What needs to be done = The lines below, all of them, should be returned exactly as they appear.

= = =

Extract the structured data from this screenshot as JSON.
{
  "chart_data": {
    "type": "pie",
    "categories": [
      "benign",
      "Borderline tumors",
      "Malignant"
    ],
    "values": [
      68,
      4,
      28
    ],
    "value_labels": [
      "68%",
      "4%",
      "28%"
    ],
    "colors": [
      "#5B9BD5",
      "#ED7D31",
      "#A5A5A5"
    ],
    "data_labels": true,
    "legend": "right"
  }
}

= = =

Output for this exercise =
Extract the structured data from this screenshot as JSON.
{
  "chart_data": {
    "type": "pie",
    "categories": [
      "benign",
      "Borderline tumors",
      "Malignant"
    ],
    "values": [
      68,
      4,
      28
    ],
    "value_labels": [
      "68%",
      "4%",
      "28%"
    ],
    "colors": [
      "#5B9BD5",
      "#ED7D31",
      "#A5A5A5"
    ],
    "data_labels": true,
    "legend": "right"
  }
}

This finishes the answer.